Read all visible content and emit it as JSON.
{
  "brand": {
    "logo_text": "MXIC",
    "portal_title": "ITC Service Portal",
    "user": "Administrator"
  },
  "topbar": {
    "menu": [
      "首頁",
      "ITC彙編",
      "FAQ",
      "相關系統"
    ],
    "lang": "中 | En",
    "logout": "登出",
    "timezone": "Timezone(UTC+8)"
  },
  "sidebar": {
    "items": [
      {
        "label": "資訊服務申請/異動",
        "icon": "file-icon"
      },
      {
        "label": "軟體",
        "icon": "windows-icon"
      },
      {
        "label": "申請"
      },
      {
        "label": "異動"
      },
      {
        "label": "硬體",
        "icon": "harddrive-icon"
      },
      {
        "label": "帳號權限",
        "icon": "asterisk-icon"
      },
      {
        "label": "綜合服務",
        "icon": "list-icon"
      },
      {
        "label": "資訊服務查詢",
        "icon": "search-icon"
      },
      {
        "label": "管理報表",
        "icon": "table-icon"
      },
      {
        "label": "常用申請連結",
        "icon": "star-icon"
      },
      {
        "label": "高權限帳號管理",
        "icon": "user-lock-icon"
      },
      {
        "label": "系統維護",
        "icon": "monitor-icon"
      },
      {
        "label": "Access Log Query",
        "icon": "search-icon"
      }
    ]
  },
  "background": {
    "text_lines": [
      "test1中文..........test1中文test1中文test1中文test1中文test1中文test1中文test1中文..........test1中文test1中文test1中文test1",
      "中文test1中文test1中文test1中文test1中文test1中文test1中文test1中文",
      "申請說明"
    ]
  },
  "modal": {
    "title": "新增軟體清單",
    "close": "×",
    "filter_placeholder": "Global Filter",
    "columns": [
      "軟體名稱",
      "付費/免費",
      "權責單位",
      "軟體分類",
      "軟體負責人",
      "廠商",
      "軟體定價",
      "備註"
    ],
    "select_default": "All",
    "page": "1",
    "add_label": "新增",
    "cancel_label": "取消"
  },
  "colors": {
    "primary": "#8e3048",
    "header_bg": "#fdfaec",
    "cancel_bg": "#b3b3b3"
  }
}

§ **Aim of the task**: From the entries above, copy each line holding "icon".

§ **Written solution**:
        "icon": "file-icon"
        "icon": "windows-icon"
        "icon": "harddrive-icon"
        "icon": "asterisk-icon"
        "icon": "list-icon"
        "icon": "search-icon"
        "icon": "table-icon"
        "icon": "star-icon"
        "icon": "user-lock-icon"
        "icon": "monitor-icon"
        "icon": "search-icon"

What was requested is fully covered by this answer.